"""

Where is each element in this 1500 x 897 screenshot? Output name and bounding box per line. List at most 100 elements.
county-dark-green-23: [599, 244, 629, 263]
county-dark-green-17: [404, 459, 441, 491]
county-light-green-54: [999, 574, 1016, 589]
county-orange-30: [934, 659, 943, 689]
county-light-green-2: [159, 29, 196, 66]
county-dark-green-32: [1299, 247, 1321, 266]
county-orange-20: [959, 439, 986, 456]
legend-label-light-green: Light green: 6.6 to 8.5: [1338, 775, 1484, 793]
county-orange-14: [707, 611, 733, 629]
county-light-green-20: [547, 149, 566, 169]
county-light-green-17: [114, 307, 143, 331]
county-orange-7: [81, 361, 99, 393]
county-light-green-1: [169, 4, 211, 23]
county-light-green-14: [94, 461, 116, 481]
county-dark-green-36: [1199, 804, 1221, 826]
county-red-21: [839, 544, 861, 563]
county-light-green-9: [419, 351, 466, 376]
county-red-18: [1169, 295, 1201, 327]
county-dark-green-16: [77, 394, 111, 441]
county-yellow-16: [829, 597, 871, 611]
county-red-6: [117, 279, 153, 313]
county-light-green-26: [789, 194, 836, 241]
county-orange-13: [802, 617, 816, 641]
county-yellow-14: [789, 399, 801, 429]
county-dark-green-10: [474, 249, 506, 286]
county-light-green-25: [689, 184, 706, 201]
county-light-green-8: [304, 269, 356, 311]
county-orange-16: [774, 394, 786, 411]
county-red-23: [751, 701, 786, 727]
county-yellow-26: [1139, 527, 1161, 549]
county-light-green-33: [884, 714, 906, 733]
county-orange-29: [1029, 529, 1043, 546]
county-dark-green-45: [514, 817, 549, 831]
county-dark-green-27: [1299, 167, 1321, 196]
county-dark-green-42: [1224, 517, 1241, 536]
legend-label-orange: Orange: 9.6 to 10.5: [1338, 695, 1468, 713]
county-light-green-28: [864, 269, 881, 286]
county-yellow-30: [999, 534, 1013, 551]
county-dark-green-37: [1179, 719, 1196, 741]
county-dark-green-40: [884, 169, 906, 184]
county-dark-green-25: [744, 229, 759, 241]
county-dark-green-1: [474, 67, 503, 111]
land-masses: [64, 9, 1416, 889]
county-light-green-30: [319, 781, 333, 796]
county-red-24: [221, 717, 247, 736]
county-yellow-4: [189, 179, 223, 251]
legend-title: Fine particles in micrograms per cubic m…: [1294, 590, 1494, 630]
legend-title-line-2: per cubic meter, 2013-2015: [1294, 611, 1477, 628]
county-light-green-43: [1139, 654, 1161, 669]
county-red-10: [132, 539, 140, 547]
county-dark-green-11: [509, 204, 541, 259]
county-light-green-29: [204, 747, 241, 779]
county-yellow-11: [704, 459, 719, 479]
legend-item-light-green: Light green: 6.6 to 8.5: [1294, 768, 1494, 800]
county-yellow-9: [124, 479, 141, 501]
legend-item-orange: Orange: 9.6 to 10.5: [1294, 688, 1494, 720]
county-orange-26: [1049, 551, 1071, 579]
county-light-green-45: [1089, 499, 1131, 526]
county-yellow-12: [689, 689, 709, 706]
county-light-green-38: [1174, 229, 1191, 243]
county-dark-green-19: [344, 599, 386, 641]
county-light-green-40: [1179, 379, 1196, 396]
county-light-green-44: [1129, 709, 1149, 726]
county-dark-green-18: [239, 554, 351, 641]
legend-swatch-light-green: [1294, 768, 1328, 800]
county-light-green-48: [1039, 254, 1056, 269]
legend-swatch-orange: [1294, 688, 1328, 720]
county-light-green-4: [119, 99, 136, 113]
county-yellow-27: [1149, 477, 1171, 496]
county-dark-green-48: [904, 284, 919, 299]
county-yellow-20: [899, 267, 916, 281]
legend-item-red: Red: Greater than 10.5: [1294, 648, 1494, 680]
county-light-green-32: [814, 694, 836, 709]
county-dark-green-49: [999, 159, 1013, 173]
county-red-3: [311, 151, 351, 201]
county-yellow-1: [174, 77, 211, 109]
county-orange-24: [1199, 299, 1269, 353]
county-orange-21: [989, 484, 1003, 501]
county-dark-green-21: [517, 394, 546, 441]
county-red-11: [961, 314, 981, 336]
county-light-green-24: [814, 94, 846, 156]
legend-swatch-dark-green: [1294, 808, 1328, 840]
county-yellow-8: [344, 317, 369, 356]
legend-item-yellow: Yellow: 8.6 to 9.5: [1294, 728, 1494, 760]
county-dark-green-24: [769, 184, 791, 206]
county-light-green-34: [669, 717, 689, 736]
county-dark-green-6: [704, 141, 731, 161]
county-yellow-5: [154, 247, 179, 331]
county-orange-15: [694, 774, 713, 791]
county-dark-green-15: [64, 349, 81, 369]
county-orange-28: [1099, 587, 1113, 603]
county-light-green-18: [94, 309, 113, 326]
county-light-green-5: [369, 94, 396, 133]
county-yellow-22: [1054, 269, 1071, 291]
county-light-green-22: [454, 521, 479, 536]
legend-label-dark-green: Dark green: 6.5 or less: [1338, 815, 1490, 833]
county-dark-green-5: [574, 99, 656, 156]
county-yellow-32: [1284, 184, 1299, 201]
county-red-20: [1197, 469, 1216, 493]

"""

Stated exercise → Retype all of the items above line for line, changing nothing.

Response to this exercise →
Where is each element in this 1500 x 897 screenshot? Output name and bounding box per line. List at most 100 elements.
county-dark-green-23: [599, 244, 629, 263]
county-dark-green-17: [404, 459, 441, 491]
county-light-green-54: [999, 574, 1016, 589]
county-orange-30: [934, 659, 943, 689]
county-light-green-2: [159, 29, 196, 66]
county-dark-green-32: [1299, 247, 1321, 266]
county-orange-20: [959, 439, 986, 456]
legend-label-light-green: Light green: 6.6 to 8.5: [1338, 775, 1484, 793]
county-orange-14: [707, 611, 733, 629]
county-light-green-20: [547, 149, 566, 169]
county-light-green-17: [114, 307, 143, 331]
county-orange-7: [81, 361, 99, 393]
county-light-green-1: [169, 4, 211, 23]
county-light-green-14: [94, 461, 116, 481]
county-dark-green-36: [1199, 804, 1221, 826]
county-red-21: [839, 544, 861, 563]
county-light-green-9: [419, 351, 466, 376]
county-red-18: [1169, 295, 1201, 327]
county-dark-green-16: [77, 394, 111, 441]
county-yellow-16: [829, 597, 871, 611]
county-red-6: [117, 279, 153, 313]
county-light-green-26: [789, 194, 836, 241]
county-orange-13: [802, 617, 816, 641]
county-yellow-14: [789, 399, 801, 429]
county-dark-green-10: [474, 249, 506, 286]
county-light-green-25: [689, 184, 706, 201]
county-light-green-8: [304, 269, 356, 311]
county-orange-16: [774, 394, 786, 411]
county-red-23: [751, 701, 786, 727]
county-yellow-26: [1139, 527, 1161, 549]
county-light-green-33: [884, 714, 906, 733]
county-orange-29: [1029, 529, 1043, 546]
county-dark-green-45: [514, 817, 549, 831]
county-dark-green-27: [1299, 167, 1321, 196]
county-dark-green-42: [1224, 517, 1241, 536]
legend-label-orange: Orange: 9.6 to 10.5: [1338, 695, 1468, 713]
county-light-green-28: [864, 269, 881, 286]
county-yellow-30: [999, 534, 1013, 551]
county-dark-green-37: [1179, 719, 1196, 741]
county-dark-green-40: [884, 169, 906, 184]
county-dark-green-25: [744, 229, 759, 241]
county-dark-green-1: [474, 67, 503, 111]
land-masses: [64, 9, 1416, 889]
county-light-green-30: [319, 781, 333, 796]
county-red-24: [221, 717, 247, 736]
county-yellow-4: [189, 179, 223, 251]
legend-title: Fine particles in micrograms per cubic m…: [1294, 590, 1494, 630]
legend-title-line-2: per cubic meter, 2013-2015: [1294, 611, 1477, 628]
county-light-green-43: [1139, 654, 1161, 669]
county-red-10: [132, 539, 140, 547]
county-dark-green-11: [509, 204, 541, 259]
county-light-green-29: [204, 747, 241, 779]
county-yellow-11: [704, 459, 719, 479]
legend-item-light-green: Light green: 6.6 to 8.5: [1294, 768, 1494, 800]
county-yellow-9: [124, 479, 141, 501]
legend-item-orange: Orange: 9.6 to 10.5: [1294, 688, 1494, 720]
county-orange-26: [1049, 551, 1071, 579]
county-light-green-45: [1089, 499, 1131, 526]
county-yellow-12: [689, 689, 709, 706]
county-light-green-38: [1174, 229, 1191, 243]
county-dark-green-19: [344, 599, 386, 641]
county-light-green-40: [1179, 379, 1196, 396]
county-light-green-44: [1129, 709, 1149, 726]
county-dark-green-18: [239, 554, 351, 641]
legend-swatch-light-green: [1294, 768, 1328, 800]
county-light-green-48: [1039, 254, 1056, 269]
legend-swatch-orange: [1294, 688, 1328, 720]
county-light-green-4: [119, 99, 136, 113]
county-yellow-27: [1149, 477, 1171, 496]
county-dark-green-48: [904, 284, 919, 299]
county-yellow-20: [899, 267, 916, 281]
legend-item-red: Red: Greater than 10.5: [1294, 648, 1494, 680]
county-light-green-32: [814, 694, 836, 709]
county-dark-green-49: [999, 159, 1013, 173]
county-red-3: [311, 151, 351, 201]
county-yellow-1: [174, 77, 211, 109]
county-orange-24: [1199, 299, 1269, 353]
county-orange-21: [989, 484, 1003, 501]
county-dark-green-21: [517, 394, 546, 441]
county-red-11: [961, 314, 981, 336]
county-light-green-24: [814, 94, 846, 156]
legend-swatch-dark-green: [1294, 808, 1328, 840]
county-yellow-8: [344, 317, 369, 356]
legend-item-yellow: Yellow: 8.6 to 9.5: [1294, 728, 1494, 760]
county-dark-green-24: [769, 184, 791, 206]
county-light-green-34: [669, 717, 689, 736]
county-dark-green-6: [704, 141, 731, 161]
county-yellow-5: [154, 247, 179, 331]
county-orange-15: [694, 774, 713, 791]
county-dark-green-15: [64, 349, 81, 369]
county-orange-28: [1099, 587, 1113, 603]
county-light-green-18: [94, 309, 113, 326]
county-light-green-5: [369, 94, 396, 133]
county-yellow-22: [1054, 269, 1071, 291]
county-light-green-22: [454, 521, 479, 536]
legend-label-dark-green: Dark green: 6.5 or less: [1338, 815, 1490, 833]
county-dark-green-5: [574, 99, 656, 156]
county-yellow-32: [1284, 184, 1299, 201]
county-red-20: [1197, 469, 1216, 493]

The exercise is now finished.